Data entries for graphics
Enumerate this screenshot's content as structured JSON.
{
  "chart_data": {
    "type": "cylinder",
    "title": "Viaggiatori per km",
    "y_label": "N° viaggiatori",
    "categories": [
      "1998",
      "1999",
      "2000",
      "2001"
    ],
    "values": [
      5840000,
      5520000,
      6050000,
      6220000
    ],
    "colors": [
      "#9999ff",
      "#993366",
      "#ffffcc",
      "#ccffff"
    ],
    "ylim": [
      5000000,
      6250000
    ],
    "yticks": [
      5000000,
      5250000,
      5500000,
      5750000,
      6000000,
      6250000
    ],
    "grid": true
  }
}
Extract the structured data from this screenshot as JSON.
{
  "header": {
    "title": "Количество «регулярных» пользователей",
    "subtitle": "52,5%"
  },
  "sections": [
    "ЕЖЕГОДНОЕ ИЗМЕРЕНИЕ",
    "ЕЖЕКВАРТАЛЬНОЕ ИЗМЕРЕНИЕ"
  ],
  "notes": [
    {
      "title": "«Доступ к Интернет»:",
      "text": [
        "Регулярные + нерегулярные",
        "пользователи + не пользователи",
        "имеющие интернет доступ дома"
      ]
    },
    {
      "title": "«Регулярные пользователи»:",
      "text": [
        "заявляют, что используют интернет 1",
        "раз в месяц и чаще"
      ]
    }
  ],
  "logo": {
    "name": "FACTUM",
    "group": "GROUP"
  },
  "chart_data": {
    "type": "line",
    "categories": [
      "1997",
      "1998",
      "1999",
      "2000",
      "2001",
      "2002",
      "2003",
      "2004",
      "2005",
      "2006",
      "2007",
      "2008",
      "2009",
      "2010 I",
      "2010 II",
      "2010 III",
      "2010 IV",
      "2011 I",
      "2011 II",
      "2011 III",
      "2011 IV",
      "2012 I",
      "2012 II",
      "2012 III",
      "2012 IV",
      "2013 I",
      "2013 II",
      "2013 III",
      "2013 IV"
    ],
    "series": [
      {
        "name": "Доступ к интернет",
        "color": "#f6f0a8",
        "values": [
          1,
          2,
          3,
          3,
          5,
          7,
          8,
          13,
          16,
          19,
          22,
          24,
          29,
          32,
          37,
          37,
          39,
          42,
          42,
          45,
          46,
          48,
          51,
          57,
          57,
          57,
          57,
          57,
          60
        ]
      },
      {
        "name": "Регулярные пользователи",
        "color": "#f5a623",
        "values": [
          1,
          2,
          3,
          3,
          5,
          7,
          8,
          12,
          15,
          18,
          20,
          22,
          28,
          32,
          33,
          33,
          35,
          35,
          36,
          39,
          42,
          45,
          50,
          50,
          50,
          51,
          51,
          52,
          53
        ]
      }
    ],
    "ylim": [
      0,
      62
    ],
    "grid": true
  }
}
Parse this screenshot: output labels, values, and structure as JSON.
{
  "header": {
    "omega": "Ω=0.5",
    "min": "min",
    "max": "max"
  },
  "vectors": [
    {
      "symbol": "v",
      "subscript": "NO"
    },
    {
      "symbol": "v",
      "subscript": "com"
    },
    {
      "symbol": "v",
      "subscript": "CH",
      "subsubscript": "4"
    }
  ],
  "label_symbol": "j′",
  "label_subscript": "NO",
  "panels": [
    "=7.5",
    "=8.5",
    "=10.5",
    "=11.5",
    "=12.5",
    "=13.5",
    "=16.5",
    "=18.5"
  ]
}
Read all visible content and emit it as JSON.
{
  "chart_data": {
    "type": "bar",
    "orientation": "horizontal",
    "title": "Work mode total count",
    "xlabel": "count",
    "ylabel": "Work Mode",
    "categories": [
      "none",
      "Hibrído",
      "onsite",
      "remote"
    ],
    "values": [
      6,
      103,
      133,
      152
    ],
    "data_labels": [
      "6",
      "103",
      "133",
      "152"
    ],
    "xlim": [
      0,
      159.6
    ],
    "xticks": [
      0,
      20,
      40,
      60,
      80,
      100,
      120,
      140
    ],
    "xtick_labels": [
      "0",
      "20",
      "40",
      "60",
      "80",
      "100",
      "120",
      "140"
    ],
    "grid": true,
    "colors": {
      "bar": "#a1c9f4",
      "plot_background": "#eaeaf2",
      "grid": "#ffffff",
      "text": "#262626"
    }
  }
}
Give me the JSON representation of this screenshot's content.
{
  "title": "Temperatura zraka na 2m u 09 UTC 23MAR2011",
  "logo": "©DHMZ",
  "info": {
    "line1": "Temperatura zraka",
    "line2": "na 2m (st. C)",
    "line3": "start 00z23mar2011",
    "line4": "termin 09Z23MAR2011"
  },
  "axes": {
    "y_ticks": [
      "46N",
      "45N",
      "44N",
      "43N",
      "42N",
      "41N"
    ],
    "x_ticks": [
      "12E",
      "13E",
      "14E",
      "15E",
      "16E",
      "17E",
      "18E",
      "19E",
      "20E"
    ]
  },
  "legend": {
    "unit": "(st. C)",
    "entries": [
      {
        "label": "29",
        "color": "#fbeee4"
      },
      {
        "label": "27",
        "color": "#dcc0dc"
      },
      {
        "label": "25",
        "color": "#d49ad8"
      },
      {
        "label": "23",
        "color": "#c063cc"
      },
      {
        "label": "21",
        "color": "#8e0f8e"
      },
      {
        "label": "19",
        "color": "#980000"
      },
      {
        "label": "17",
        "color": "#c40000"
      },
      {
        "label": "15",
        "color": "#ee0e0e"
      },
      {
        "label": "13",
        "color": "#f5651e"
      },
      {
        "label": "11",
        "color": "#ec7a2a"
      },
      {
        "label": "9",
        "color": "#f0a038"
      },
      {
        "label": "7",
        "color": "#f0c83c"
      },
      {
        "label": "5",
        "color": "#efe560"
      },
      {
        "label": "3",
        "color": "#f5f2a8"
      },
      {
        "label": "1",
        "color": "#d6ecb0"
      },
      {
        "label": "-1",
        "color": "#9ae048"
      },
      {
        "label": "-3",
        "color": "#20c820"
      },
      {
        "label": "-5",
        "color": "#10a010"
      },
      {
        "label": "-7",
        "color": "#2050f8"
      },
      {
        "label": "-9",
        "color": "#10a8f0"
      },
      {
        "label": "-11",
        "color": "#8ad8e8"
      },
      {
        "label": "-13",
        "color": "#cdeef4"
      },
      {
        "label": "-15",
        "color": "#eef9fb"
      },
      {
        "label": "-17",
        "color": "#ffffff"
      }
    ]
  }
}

## DESCRIPTION OF THE TASK
Scan the records for the string "content". Copy each line in which it appears.

## CORRECT OUTPUT
Enumerate this screenshot's content as structured JSON.
Read all visible content and emit it as JSON.
Give me the JSON representation of this screenshot's content.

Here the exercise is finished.